-- START OF Records for the task --

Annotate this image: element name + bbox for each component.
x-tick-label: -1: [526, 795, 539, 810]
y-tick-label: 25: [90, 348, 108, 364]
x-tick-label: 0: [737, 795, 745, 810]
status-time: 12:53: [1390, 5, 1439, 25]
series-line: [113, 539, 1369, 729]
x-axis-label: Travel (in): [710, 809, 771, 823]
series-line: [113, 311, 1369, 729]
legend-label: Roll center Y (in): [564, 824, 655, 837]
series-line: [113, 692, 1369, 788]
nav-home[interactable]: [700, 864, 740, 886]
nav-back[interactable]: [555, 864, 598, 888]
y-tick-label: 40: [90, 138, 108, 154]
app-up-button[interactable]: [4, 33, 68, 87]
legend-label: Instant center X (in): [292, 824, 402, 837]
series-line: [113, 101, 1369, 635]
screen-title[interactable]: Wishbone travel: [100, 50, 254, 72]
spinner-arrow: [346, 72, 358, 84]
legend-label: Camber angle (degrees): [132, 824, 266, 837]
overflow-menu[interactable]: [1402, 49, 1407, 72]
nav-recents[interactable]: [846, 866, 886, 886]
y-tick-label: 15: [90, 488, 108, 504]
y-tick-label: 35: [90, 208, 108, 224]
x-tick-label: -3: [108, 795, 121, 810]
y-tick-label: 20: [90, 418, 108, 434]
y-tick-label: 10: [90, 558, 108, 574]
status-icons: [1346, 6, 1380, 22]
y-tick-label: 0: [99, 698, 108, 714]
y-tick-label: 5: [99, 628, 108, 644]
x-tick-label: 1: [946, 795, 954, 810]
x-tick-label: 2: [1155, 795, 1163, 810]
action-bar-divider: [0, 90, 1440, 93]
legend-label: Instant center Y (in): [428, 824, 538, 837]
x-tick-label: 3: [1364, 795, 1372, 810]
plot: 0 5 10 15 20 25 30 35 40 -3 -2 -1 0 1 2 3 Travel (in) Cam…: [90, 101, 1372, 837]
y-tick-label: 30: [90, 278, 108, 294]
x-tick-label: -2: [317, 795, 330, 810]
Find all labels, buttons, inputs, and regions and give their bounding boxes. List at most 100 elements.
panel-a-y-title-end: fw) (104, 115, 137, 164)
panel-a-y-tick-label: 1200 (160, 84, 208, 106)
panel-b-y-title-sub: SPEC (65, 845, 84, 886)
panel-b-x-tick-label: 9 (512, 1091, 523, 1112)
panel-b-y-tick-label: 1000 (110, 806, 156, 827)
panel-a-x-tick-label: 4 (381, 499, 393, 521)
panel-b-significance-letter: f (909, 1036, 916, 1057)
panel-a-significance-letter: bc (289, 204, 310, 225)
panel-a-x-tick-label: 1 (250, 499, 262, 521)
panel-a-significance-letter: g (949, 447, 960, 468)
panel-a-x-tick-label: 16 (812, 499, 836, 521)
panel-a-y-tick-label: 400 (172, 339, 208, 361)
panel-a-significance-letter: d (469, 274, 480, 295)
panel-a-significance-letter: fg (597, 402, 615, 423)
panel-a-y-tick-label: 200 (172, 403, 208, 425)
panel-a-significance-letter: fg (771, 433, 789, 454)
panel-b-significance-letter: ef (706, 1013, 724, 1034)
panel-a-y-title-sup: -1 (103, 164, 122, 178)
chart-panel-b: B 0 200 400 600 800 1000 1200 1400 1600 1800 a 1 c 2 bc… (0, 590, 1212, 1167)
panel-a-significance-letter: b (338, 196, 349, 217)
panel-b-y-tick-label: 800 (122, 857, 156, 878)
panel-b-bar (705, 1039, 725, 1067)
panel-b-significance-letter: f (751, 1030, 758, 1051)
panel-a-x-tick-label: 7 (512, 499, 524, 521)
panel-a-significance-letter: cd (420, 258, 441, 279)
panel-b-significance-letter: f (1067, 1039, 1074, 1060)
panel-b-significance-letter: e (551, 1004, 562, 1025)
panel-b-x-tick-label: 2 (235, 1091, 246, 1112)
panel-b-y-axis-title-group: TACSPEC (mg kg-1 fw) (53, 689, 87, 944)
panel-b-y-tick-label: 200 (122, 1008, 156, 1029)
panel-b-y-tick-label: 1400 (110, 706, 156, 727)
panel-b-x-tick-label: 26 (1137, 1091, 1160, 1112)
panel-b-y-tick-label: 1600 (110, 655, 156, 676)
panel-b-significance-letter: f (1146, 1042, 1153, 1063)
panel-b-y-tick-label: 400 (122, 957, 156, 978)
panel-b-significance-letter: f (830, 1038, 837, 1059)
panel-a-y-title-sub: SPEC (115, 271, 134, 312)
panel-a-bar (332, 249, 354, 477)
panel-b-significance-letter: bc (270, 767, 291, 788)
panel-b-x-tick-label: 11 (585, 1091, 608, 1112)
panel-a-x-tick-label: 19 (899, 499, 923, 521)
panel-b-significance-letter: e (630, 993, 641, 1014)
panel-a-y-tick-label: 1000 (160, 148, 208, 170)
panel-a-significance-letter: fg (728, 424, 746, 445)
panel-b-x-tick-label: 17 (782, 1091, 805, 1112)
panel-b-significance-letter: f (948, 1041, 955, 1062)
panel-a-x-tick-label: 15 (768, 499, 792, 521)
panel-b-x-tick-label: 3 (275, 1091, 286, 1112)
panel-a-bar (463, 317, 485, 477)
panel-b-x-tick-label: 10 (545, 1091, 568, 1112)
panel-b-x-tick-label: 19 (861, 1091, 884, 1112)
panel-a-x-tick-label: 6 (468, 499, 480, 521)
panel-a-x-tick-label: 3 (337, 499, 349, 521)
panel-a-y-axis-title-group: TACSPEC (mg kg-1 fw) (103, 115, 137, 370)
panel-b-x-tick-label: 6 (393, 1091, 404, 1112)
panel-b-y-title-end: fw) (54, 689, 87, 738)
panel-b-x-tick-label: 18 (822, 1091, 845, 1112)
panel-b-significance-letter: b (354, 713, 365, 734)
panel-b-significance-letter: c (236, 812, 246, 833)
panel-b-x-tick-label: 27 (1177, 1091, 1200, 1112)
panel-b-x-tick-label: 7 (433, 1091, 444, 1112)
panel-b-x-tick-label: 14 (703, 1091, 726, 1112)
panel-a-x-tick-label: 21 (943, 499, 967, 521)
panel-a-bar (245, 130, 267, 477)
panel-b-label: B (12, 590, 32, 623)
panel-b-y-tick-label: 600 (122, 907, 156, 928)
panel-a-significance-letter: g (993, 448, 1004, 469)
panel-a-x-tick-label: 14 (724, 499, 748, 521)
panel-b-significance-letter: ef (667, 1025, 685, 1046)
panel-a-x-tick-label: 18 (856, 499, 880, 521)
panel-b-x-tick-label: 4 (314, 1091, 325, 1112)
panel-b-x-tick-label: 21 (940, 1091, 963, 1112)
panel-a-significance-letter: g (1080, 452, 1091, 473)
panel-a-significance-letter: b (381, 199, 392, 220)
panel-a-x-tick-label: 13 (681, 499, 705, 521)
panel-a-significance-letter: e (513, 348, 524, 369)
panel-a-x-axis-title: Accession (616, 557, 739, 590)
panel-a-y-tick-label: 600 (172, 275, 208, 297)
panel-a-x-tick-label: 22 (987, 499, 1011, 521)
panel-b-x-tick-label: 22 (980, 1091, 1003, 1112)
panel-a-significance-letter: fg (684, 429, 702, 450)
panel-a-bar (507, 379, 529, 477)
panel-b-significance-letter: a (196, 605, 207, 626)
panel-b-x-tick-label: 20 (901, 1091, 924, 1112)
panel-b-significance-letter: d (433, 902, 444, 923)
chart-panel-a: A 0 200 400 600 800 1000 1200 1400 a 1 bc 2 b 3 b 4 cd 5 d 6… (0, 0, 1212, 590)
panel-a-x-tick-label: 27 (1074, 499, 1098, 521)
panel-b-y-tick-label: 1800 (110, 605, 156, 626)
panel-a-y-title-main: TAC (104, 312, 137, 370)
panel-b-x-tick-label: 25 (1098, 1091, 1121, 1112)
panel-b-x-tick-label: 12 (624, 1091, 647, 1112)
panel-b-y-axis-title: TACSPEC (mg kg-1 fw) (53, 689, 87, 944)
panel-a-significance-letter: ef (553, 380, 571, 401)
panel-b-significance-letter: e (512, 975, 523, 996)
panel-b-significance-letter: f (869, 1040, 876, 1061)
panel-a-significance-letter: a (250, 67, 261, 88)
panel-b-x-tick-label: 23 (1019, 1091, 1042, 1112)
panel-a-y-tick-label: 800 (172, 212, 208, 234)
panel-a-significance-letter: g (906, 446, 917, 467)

-- END OF Records for the task --

■ Required work
Copy out the lines above without changes, starting at the very first line and ending at the line that contains "overflow-menu[interactable]: [1402, 49, 1407, 72]", with both of those lines included.

■ Complete response
Annotate this image: element name + bbox for each component.
x-tick-label: -1: [526, 795, 539, 810]
y-tick-label: 25: [90, 348, 108, 364]
x-tick-label: 0: [737, 795, 745, 810]
status-time: 12:53: [1390, 5, 1439, 25]
series-line: [113, 539, 1369, 729]
x-axis-label: Travel (in): [710, 809, 771, 823]
series-line: [113, 311, 1369, 729]
legend-label: Roll center Y (in): [564, 824, 655, 837]
series-line: [113, 692, 1369, 788]
nav-home[interactable]: [700, 864, 740, 886]
nav-back[interactable]: [555, 864, 598, 888]
y-tick-label: 40: [90, 138, 108, 154]
app-up-button[interactable]: [4, 33, 68, 87]
legend-label: Instant center X (in): [292, 824, 402, 837]
series-line: [113, 101, 1369, 635]
screen-title[interactable]: Wishbone travel: [100, 50, 254, 72]
spinner-arrow: [346, 72, 358, 84]
legend-label: Camber angle (degrees): [132, 824, 266, 837]
overflow-menu[interactable]: [1402, 49, 1407, 72]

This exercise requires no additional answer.